* YOUR GOAL: Filter the data below for the string "representation" and copy each matching line.

* DATA LISTING:
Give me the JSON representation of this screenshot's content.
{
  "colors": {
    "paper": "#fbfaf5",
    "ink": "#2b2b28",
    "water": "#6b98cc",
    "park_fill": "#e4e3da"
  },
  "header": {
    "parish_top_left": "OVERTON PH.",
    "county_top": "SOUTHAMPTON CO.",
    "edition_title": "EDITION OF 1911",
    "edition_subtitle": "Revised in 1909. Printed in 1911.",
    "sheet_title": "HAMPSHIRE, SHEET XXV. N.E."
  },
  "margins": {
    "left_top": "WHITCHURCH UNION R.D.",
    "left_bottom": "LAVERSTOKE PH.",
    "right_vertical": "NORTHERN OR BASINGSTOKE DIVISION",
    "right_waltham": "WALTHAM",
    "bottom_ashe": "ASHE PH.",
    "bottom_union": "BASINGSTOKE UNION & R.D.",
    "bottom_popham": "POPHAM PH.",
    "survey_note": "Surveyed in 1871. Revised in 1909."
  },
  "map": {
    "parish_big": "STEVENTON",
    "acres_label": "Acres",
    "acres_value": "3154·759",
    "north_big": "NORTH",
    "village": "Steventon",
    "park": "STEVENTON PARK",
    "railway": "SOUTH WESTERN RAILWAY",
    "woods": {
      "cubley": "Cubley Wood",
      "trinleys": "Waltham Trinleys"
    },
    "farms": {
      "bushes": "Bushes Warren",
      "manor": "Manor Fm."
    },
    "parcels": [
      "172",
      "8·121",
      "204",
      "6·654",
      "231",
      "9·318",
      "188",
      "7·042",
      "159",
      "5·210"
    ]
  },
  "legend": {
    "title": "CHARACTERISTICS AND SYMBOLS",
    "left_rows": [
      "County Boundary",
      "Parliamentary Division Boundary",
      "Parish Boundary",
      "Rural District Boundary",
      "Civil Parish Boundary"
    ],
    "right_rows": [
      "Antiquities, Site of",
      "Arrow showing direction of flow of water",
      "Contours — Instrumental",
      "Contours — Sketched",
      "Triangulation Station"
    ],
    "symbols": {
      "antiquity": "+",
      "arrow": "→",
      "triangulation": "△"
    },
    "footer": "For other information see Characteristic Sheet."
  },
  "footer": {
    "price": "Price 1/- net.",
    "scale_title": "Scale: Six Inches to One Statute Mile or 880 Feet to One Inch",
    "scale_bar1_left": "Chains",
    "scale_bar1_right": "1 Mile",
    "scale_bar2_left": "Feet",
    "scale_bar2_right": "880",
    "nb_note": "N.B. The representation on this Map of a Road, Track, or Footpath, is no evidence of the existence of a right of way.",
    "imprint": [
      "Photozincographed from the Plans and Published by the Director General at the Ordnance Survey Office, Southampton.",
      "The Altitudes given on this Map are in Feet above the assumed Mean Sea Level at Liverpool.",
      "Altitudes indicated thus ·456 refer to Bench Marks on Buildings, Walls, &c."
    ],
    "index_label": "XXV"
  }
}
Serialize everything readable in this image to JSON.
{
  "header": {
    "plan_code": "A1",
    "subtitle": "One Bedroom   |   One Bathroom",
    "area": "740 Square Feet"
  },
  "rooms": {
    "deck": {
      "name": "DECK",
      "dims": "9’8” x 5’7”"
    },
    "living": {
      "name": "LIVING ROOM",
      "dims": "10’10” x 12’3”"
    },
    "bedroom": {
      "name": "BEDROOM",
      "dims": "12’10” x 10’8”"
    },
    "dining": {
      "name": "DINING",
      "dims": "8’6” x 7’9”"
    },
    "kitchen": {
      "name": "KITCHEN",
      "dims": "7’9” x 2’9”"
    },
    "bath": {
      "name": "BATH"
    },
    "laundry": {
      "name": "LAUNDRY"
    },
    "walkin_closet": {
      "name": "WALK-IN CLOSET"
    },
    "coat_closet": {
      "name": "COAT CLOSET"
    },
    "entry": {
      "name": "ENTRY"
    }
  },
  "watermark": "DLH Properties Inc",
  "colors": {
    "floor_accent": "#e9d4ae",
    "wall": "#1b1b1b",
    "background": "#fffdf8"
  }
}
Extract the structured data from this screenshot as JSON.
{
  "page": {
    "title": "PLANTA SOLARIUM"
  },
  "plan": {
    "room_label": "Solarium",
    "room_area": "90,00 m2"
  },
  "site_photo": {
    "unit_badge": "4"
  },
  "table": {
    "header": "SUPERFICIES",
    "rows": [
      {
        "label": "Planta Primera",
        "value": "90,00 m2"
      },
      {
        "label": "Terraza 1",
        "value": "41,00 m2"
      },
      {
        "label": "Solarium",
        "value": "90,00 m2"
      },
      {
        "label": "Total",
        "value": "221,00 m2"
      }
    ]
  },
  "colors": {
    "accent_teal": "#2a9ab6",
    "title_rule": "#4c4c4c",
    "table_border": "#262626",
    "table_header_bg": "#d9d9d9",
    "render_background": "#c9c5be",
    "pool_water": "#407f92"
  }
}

* RESPONSE BELOW:
Give me the JSON representation of this screenshot's content.
    "nb_note": "N.B. The representation on this Map of a Road, Track, or Footpath, is no evidence of the existence of a right of way.",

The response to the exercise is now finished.